Okuma parçası:

◆ ◆ ◆ ◆

• Sonuç bulunamadı

BÖLÜM 1: FAALİYET TABANLI MALİYETLEME VE FAALİYET TABANLI

1.2. Faaliyet Tabanlı Maliyetleme

1.2.5. Faaliyet Tabanlı Maliyetlemenin Temel Kavramları

1.2.5.1. Faaliyet

Faaliyet, mamul ve hizmet üretimi sırasında yapılan eylemler olarak tanımlanabilir. Faaliyetin temel niteliği, üretim kaynaklarını çıktılara dönüştürmektir (Brimson, 1991: 46-47). Bir başka tanıma göre faaliyet, bir fonksiyonu yerine getirebilmek için yapılan işlemler bütünüdür. Tanımda geçen işlemler, bir amaç birliği olmaksızın bağımsız olarak yapılan detay çalışmaları tanımlamak için kullanılır (Öker, 2003: 32). Fonksiyon ise, birden fazla faaliyeti içine alarak çeşitli görev alanlarını temsil eden daha geniş bir kavram olarak nitelendirilebilir. Örneğin mamul satış süreci ele alındığında; pazarlama ve satış bir fonksiyon, iş teklifleri sunma bir faaliyet, teklifleri hazırlama bir görev olarak nitelendirilebilir (Ülker, 2002: 82).

◆ ◆ ◆ ◆

Verilen malzeme:
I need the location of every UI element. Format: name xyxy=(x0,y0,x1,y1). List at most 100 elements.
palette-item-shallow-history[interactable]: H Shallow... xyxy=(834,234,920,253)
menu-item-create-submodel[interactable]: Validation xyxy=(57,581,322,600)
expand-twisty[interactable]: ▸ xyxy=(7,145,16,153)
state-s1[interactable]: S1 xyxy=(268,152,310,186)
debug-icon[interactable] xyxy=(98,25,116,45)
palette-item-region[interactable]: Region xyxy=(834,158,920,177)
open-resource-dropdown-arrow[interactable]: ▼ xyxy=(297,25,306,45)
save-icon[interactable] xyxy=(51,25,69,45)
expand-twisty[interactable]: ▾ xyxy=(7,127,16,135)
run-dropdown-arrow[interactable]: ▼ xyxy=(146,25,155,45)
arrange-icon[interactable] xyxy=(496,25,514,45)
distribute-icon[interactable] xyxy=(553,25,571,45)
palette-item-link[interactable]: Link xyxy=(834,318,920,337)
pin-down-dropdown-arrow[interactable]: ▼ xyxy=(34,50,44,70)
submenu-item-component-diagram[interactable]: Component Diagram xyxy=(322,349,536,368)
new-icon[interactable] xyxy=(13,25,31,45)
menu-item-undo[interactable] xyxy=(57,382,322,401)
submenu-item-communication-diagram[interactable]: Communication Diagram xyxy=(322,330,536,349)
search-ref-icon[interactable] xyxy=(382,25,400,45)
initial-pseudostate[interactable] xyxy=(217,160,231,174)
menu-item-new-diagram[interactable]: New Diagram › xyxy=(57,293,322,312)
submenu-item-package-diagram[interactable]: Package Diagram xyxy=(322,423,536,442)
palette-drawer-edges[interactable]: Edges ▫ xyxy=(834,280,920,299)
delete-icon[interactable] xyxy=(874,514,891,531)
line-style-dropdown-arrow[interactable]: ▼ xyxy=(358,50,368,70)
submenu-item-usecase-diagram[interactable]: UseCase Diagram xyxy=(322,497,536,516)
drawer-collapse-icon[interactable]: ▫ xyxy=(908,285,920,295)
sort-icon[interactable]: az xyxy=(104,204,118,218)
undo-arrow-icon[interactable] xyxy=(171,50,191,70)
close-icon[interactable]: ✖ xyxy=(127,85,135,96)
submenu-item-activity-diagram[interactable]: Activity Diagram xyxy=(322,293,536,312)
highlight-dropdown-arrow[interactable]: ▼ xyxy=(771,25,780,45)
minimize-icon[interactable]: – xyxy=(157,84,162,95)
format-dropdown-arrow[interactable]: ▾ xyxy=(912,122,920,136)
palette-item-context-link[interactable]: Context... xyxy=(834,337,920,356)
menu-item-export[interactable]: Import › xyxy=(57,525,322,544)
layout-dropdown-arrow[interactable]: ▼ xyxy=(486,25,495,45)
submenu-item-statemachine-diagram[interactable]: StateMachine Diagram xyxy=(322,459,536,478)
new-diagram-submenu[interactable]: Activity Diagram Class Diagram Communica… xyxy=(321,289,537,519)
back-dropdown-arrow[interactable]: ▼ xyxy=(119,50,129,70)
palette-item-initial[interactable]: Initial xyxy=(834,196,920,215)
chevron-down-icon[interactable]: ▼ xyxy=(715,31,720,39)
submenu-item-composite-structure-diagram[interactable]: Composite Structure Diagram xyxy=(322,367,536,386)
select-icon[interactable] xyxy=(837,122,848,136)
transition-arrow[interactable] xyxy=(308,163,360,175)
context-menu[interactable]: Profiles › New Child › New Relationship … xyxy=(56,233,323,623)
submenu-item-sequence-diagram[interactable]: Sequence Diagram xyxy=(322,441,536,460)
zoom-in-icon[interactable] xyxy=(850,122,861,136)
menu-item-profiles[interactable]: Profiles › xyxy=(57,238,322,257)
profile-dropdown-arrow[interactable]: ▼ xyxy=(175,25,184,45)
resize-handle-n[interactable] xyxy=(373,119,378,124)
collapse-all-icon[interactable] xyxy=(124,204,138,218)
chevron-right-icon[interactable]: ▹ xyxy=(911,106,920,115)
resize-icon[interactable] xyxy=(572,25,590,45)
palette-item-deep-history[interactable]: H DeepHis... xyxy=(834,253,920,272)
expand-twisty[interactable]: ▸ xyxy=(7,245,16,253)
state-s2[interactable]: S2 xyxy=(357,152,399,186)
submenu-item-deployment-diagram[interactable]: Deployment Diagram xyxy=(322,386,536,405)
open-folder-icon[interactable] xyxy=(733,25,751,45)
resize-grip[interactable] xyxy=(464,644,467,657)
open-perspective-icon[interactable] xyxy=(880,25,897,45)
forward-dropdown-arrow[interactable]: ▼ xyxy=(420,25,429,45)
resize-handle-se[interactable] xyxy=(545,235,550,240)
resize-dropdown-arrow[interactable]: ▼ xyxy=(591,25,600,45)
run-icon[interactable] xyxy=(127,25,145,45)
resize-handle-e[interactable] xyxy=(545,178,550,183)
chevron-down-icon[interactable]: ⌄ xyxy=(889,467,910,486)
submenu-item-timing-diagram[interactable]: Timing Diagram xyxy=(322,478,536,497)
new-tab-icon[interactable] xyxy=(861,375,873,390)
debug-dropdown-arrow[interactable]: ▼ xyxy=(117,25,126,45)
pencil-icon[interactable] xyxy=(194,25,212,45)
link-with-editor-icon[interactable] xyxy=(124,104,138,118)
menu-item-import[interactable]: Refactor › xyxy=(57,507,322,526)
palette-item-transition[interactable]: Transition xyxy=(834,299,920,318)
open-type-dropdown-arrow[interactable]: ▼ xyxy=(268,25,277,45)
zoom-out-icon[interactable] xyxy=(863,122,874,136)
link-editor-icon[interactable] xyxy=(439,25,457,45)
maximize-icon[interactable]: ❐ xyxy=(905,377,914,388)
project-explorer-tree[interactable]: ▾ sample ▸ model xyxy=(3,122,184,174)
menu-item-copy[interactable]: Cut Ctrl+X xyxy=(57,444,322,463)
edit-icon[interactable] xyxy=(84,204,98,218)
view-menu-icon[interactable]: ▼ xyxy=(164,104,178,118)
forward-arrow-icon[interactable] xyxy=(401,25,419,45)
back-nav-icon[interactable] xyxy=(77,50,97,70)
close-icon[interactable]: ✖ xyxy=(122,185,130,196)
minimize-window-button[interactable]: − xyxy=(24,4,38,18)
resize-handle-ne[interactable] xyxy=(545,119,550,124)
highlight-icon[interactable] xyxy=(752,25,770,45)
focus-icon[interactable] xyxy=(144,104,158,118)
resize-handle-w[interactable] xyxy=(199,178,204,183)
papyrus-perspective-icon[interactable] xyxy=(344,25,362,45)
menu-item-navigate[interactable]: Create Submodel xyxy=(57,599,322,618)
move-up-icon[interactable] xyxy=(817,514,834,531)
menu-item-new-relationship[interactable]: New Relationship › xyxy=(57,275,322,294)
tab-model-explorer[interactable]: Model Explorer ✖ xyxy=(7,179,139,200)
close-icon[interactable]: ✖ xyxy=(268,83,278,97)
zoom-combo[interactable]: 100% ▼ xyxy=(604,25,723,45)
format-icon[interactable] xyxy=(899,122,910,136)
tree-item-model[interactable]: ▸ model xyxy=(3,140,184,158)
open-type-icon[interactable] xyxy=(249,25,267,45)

◆ ◆ ◆ ◆

Alıştırma açıklaması: Okuma parçasında "Faaliyet, mamul ve" sözlerinden başlayıp "(Ülker, 2002: 82)." sözlerine kadar uzanan kısmın hepsini harfi harfine tekrarla.

Yazılı çözüm:
Faaliyet, mamul ve hizmet üretimi sırasında yapılan eylemler olarak tanımlanabilir. Faaliyetin temel niteliği, üretim kaynaklarını çıktılara dönüştürmektir (Brimson, 1991: 46-47). Bir başka tanıma göre faaliyet, bir fonksiyonu yerine getirebilmek için yapılan işlemler bütünüdür. Tanımda geçen işlemler, bir amaç birliği olmaksızın bağımsız olarak yapılan detay çalışmaları tanımlamak için kullanılır (Öker, 2003: 32). Fonksiyon ise, birden fazla faaliyeti içine alarak çeşitli görev alanlarını temsil eden daha geniş bir kavram olarak nitelendirilebilir. Örneğin mamul satış süreci ele alındığında; pazarlama ve satış bir fonksiyon, iş teklifleri sunma bir faaliyet, teklifleri hazırlama bir görev olarak nitelendirilebilir (Ülker, 2002: 82).